■ Working data ■
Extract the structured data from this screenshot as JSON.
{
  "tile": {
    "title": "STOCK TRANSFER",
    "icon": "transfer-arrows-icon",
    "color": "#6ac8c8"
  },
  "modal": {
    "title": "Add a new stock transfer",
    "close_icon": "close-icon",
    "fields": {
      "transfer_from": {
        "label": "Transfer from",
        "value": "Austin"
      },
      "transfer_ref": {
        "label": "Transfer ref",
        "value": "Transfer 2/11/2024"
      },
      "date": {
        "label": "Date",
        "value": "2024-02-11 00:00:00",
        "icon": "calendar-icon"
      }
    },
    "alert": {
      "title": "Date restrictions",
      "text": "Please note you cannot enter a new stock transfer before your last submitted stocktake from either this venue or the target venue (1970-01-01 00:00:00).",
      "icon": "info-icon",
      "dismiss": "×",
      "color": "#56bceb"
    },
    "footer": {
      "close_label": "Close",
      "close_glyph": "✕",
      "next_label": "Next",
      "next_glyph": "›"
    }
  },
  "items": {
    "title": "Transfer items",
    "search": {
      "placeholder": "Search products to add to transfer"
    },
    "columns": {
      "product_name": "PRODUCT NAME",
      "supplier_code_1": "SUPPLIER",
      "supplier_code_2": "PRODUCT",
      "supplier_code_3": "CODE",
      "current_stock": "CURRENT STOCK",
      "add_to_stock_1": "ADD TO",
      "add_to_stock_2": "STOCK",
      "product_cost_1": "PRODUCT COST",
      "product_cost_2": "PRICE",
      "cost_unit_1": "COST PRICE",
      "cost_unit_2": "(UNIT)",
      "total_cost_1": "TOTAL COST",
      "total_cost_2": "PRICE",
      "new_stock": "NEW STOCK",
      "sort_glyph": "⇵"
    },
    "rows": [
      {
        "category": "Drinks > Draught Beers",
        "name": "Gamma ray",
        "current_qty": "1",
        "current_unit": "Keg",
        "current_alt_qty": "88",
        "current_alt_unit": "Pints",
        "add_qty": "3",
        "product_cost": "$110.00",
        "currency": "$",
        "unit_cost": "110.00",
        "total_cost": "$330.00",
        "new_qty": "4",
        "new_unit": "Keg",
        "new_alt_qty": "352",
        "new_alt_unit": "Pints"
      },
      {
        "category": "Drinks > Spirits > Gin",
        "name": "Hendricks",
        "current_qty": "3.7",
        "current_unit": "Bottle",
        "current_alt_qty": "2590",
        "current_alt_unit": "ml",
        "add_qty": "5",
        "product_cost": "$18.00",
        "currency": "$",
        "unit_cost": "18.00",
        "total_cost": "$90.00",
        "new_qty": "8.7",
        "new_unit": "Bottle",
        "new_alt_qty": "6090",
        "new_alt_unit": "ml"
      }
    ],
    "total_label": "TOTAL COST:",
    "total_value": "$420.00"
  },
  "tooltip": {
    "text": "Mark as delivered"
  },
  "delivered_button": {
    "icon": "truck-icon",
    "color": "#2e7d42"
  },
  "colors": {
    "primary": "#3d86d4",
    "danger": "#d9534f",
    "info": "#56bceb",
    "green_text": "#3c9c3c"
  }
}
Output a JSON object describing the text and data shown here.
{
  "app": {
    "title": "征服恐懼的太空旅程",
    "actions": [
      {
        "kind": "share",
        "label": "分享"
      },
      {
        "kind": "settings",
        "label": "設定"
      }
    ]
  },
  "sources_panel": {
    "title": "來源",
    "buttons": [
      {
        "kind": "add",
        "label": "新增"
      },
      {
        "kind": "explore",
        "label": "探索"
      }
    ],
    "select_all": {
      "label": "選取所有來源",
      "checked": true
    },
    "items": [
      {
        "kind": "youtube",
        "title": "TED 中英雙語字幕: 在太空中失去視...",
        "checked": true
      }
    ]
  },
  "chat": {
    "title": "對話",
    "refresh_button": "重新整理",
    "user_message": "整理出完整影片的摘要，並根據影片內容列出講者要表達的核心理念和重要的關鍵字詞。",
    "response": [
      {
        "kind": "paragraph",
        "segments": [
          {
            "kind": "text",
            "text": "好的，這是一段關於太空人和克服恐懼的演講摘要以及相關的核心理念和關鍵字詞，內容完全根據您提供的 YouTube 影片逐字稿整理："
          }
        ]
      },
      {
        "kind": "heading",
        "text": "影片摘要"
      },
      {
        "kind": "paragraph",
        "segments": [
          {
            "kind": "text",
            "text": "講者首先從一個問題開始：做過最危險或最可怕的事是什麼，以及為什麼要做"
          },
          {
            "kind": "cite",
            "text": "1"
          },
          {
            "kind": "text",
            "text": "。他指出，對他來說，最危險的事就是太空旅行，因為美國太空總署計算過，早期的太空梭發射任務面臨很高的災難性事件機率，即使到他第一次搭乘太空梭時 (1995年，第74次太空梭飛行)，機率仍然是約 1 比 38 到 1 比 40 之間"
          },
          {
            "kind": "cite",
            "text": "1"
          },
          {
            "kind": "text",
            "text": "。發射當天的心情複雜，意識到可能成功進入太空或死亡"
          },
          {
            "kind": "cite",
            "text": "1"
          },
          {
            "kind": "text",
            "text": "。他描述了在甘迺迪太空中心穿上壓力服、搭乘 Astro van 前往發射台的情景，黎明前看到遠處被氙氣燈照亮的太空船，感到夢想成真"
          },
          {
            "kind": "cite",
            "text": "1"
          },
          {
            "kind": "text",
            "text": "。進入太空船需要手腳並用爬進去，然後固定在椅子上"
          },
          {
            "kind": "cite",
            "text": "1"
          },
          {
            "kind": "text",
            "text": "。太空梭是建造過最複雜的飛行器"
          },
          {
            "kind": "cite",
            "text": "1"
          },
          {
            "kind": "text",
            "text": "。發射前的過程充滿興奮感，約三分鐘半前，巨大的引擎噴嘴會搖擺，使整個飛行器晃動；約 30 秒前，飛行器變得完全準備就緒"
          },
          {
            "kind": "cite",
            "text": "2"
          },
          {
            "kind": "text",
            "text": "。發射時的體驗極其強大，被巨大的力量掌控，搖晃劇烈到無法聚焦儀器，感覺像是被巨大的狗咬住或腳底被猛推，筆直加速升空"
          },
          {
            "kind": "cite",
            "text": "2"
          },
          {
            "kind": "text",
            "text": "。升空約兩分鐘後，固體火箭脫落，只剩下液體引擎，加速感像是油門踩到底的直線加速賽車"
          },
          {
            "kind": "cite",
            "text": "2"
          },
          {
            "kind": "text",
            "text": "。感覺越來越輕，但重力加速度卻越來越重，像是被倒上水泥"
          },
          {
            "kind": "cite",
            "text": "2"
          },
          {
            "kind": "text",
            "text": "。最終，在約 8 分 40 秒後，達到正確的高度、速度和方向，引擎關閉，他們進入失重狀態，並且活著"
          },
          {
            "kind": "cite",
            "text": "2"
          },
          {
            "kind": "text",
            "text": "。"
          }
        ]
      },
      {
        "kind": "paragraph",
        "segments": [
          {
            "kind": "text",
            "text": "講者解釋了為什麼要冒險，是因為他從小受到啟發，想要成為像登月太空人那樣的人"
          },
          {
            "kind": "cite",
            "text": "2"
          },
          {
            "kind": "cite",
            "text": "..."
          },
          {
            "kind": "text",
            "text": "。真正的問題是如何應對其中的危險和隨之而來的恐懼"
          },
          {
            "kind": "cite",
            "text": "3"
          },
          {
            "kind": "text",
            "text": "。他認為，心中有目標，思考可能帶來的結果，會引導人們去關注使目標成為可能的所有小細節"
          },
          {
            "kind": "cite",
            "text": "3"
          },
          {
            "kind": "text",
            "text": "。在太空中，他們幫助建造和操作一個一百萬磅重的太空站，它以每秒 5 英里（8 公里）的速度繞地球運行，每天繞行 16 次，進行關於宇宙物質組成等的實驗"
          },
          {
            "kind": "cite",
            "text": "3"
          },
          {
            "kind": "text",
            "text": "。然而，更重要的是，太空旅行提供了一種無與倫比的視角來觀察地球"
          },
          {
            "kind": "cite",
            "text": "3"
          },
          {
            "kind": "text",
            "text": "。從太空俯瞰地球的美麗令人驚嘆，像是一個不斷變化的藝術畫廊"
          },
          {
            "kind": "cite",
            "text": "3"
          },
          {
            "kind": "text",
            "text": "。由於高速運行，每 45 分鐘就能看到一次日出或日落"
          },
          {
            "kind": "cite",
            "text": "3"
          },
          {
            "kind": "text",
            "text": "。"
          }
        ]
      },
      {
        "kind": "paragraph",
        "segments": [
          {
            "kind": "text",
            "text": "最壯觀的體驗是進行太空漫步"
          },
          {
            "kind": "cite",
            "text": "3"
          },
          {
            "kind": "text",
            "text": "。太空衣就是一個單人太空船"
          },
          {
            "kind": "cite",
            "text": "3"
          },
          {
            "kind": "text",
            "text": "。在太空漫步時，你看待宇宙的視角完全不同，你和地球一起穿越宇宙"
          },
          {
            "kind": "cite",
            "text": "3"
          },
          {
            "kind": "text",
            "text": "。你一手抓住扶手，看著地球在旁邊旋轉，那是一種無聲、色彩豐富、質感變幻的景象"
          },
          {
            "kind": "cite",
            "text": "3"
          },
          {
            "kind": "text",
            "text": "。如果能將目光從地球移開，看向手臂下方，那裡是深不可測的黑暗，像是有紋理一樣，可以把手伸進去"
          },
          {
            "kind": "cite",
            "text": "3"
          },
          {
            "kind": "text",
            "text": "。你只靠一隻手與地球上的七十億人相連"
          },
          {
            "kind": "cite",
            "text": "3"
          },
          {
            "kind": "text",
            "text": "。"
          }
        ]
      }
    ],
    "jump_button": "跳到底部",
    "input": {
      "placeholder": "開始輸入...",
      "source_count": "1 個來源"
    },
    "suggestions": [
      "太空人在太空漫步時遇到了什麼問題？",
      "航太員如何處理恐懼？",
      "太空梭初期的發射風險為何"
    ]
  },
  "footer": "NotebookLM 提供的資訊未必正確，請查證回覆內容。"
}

■ The task ■
Every line that holds the string "footer" should be returned.

■ Result ■
    "footer": {
  "footer": "NotebookLM 提供的資訊未必正確，請查證回覆內容。"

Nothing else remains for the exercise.